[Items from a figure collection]
/---

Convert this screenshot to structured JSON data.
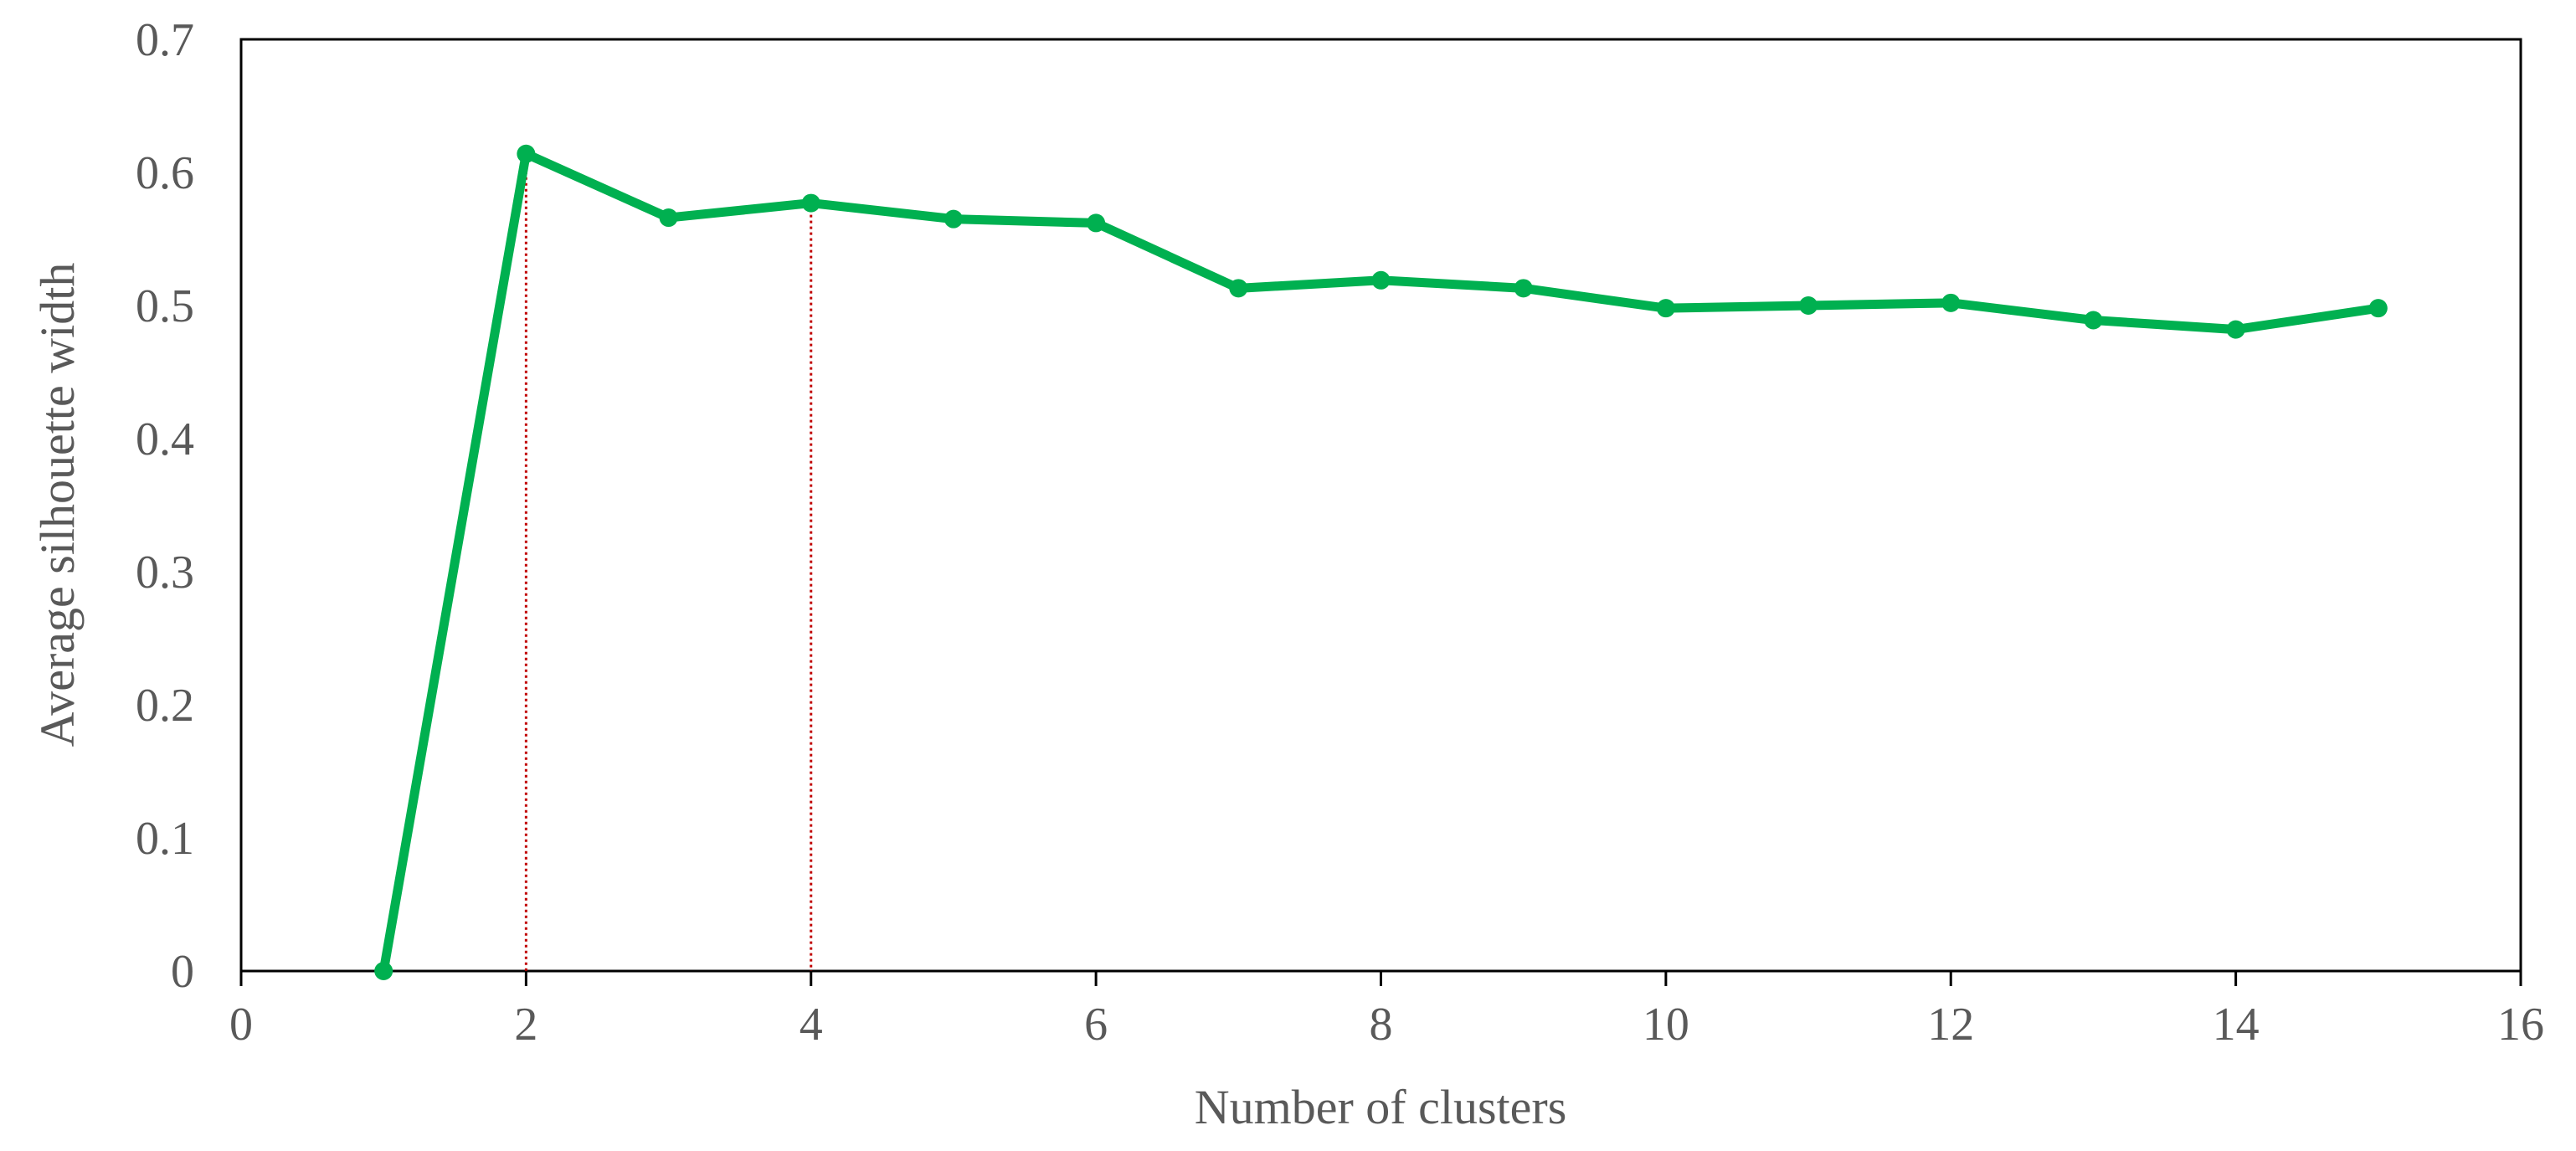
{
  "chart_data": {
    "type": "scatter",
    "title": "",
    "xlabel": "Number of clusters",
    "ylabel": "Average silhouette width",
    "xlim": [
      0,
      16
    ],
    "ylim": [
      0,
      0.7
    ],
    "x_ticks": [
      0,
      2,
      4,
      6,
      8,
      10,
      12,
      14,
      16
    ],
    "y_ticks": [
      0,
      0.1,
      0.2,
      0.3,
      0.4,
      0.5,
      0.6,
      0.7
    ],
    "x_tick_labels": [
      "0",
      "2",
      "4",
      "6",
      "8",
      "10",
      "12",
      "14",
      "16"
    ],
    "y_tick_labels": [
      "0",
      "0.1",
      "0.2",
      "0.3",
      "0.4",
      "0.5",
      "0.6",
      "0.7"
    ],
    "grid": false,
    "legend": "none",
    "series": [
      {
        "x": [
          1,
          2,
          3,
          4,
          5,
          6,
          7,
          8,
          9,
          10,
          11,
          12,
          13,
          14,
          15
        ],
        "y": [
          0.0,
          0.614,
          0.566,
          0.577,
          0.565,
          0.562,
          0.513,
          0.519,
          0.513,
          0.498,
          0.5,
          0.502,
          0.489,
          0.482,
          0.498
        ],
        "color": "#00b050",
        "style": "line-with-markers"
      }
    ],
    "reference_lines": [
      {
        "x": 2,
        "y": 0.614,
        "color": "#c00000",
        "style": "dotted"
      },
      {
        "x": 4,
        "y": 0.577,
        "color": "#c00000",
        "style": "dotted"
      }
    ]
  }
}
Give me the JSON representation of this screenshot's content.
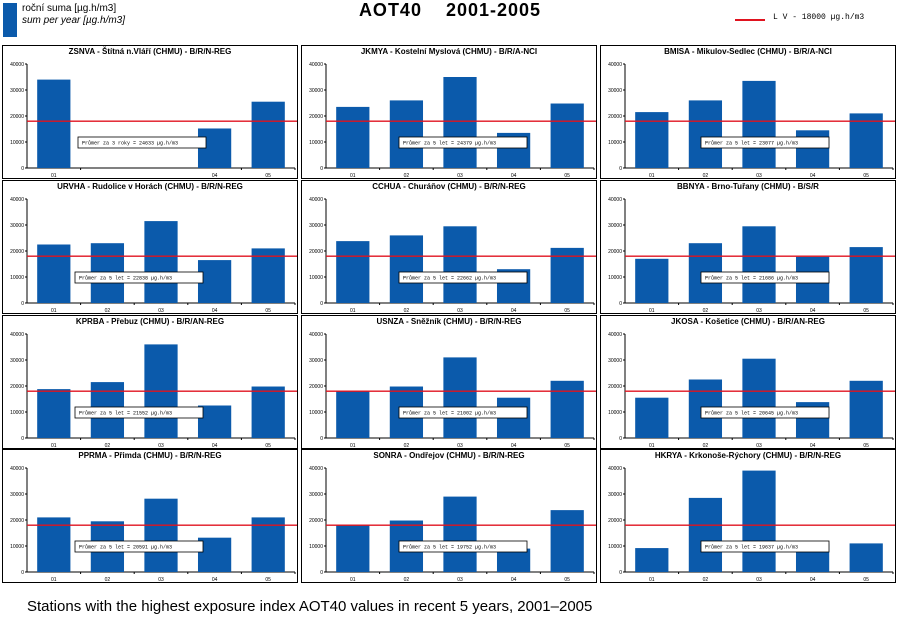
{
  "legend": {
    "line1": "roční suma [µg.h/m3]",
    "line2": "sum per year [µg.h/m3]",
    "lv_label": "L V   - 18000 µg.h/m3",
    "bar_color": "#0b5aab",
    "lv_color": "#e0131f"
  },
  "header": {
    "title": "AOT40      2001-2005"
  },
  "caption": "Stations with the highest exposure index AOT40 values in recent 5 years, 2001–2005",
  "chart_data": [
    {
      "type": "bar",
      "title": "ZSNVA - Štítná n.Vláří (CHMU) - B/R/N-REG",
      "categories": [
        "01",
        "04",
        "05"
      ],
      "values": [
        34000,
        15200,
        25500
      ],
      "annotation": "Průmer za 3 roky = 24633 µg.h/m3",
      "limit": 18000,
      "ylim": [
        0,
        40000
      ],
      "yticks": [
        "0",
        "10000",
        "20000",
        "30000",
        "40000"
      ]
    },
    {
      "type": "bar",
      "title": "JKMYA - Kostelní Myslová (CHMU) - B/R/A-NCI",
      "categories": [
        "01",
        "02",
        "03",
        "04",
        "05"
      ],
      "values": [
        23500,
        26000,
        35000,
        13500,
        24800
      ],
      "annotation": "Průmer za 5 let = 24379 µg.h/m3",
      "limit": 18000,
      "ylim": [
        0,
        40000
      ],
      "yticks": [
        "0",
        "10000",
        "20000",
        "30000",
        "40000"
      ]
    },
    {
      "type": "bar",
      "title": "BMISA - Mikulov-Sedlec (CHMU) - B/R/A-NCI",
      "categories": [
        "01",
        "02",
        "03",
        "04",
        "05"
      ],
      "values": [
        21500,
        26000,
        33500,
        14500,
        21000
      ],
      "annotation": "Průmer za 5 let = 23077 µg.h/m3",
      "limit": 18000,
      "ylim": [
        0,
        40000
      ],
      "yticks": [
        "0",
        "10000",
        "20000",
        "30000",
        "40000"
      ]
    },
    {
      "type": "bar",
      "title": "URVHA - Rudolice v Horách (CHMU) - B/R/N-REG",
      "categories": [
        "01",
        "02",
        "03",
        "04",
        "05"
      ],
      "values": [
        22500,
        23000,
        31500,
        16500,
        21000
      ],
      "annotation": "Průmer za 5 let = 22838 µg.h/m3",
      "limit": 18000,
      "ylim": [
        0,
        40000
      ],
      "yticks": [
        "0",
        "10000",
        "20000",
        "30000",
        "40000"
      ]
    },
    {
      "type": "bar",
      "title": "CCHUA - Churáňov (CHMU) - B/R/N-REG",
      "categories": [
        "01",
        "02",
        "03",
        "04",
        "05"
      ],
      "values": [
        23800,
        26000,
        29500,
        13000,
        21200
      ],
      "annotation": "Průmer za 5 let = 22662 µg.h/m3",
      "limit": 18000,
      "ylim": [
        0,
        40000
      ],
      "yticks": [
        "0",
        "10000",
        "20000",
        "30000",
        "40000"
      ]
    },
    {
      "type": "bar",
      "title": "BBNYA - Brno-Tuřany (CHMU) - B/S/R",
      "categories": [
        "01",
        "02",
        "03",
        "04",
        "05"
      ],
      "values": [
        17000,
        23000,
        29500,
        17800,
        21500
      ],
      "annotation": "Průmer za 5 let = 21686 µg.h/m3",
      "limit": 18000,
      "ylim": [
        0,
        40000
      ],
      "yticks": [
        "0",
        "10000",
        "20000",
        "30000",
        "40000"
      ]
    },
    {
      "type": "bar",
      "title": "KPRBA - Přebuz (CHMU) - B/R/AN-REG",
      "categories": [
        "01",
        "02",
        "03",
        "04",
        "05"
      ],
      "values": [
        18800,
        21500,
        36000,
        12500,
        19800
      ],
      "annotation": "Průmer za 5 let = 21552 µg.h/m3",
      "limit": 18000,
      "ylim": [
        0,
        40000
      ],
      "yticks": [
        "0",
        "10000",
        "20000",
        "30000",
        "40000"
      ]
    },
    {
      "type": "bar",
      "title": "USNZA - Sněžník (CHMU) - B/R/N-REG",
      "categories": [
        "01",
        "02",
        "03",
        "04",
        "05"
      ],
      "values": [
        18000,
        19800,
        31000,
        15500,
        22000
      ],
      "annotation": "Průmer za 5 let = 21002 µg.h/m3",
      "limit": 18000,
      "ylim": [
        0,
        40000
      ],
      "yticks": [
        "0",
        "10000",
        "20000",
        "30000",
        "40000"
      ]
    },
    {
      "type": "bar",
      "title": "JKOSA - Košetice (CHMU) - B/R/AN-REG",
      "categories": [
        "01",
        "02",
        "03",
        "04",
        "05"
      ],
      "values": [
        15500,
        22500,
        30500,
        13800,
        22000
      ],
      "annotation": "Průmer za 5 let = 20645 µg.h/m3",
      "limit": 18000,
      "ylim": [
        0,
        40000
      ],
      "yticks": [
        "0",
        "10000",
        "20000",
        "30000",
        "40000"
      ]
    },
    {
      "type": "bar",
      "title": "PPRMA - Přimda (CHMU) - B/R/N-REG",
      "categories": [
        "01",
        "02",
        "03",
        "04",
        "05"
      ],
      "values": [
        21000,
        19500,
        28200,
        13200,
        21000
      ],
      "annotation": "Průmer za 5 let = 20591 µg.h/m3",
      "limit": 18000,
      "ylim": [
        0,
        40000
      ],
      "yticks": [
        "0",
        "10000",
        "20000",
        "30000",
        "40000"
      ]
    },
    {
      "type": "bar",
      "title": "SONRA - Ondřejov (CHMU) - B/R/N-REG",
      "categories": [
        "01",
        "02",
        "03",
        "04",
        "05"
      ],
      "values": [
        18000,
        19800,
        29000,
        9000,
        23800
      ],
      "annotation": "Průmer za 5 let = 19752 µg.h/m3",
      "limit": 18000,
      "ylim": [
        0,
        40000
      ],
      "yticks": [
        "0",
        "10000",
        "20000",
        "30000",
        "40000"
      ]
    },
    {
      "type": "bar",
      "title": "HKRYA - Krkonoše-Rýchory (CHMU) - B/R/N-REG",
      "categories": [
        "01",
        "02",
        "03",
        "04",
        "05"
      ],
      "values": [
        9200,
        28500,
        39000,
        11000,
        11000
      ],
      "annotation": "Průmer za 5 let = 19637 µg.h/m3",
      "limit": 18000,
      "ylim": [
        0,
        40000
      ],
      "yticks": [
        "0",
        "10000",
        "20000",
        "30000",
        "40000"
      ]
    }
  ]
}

\---

# Stated goal
Scan the lines above for "screenshot", then copy every one that has it.

# Solution below
Convert this screenshot to structured JSON data.
Give me the JSON representation of this screenshot's content.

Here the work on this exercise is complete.